* _Exercise_
Give only one thing: the number of lines that include the word "xlabel".

#### Records supplied ####

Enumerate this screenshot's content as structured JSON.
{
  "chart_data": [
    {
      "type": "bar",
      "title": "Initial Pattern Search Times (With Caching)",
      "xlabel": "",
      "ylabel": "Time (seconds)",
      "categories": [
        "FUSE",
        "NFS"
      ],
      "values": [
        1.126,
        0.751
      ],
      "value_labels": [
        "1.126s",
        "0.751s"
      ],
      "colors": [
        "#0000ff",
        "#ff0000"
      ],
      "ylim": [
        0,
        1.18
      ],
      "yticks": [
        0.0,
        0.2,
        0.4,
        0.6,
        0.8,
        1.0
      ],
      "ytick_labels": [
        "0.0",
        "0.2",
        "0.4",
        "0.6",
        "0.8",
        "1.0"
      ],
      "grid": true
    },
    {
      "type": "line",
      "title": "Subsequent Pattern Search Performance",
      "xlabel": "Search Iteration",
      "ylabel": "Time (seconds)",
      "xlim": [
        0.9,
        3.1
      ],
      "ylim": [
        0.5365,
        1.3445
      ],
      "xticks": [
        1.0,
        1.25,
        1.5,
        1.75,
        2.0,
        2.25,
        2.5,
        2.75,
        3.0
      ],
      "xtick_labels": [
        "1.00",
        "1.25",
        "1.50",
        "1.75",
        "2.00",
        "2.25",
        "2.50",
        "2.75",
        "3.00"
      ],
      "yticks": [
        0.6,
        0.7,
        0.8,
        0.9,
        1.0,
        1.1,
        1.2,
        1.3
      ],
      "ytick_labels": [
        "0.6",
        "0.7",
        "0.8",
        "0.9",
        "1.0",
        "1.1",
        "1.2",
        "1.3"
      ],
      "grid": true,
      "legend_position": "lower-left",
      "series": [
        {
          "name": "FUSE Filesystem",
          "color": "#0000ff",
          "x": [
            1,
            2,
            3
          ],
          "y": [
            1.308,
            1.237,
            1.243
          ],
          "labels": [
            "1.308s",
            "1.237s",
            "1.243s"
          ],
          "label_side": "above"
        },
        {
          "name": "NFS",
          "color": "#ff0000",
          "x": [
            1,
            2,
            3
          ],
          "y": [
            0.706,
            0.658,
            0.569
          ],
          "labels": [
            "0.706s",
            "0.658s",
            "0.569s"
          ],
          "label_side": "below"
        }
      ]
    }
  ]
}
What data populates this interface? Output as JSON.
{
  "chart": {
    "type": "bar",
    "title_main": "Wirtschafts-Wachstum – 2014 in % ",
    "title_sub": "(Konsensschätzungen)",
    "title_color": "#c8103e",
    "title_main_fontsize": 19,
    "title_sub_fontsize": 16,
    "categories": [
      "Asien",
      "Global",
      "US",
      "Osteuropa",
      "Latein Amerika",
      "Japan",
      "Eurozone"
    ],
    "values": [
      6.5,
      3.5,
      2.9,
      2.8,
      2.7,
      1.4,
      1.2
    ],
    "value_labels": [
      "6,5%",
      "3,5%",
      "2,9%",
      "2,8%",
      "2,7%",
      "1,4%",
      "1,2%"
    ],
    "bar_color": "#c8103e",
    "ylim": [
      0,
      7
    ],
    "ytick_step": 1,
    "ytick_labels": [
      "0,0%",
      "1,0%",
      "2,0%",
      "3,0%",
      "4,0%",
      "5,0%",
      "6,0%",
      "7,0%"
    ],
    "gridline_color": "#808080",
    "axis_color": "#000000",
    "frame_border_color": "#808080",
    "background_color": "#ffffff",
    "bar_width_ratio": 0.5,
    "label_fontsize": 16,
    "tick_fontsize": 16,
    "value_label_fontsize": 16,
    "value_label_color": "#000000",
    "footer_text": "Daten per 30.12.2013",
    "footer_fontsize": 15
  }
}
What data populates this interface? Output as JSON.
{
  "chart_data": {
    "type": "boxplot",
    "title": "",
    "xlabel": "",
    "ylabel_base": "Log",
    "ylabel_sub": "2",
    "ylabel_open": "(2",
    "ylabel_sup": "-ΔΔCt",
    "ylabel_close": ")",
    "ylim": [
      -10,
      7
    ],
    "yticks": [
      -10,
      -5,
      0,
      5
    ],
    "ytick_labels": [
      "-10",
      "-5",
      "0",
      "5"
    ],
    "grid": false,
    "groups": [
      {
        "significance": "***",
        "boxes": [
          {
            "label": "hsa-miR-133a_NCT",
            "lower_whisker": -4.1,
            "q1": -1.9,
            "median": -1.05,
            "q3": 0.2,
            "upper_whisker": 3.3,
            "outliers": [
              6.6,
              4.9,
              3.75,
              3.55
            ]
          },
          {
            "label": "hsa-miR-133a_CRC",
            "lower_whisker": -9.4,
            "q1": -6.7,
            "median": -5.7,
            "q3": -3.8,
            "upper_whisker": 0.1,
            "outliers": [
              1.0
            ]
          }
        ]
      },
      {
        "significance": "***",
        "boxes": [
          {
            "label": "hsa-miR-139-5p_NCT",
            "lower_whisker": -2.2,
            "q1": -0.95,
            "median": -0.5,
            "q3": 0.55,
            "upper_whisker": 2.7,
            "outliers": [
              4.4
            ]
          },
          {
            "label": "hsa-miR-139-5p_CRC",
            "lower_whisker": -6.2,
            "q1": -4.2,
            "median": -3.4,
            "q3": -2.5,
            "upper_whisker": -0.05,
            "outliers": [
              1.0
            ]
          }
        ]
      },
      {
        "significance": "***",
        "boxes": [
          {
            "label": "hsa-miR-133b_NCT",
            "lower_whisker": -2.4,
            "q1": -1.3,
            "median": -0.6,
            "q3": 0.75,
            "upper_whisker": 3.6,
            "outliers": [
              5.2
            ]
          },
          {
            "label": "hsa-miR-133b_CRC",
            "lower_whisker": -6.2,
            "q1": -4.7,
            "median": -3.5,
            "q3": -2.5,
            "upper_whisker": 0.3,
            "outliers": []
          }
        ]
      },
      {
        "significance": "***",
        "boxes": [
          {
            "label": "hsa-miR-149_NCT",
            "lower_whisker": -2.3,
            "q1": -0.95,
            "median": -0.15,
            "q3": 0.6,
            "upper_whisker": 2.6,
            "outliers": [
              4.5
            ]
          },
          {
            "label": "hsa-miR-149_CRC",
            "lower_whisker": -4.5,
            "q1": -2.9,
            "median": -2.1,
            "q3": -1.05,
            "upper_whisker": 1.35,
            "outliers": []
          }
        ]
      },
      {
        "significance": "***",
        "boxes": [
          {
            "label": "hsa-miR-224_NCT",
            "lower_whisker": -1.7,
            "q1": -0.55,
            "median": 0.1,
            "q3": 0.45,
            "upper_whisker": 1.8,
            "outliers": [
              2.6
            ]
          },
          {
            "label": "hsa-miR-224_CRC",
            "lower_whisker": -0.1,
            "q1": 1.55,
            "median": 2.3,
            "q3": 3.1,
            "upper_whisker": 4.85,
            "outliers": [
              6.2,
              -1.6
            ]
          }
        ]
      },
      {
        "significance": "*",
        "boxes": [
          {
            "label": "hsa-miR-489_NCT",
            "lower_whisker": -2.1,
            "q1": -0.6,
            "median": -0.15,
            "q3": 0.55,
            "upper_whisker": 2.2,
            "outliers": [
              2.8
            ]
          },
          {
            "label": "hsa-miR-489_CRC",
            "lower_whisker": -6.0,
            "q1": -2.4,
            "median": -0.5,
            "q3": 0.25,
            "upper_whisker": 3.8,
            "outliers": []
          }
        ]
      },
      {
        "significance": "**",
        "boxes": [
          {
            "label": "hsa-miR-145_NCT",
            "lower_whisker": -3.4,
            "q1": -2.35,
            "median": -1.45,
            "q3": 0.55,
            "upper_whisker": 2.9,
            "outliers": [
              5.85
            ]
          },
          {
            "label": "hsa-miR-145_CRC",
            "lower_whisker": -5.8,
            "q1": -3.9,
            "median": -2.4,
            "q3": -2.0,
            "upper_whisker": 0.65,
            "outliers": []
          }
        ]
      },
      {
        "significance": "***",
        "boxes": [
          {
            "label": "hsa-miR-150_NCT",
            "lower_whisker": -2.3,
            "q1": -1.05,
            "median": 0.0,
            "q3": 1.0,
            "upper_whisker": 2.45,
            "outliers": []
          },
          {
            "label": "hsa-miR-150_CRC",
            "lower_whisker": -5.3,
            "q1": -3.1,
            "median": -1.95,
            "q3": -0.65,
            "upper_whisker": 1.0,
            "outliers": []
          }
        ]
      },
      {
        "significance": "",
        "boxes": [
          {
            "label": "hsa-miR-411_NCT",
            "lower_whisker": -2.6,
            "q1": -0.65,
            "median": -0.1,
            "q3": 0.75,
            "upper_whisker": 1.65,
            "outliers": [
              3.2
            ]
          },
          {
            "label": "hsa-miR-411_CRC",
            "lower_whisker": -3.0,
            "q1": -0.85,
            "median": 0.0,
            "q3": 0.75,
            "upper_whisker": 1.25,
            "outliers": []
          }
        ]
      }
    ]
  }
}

####

* _Problem solution_
3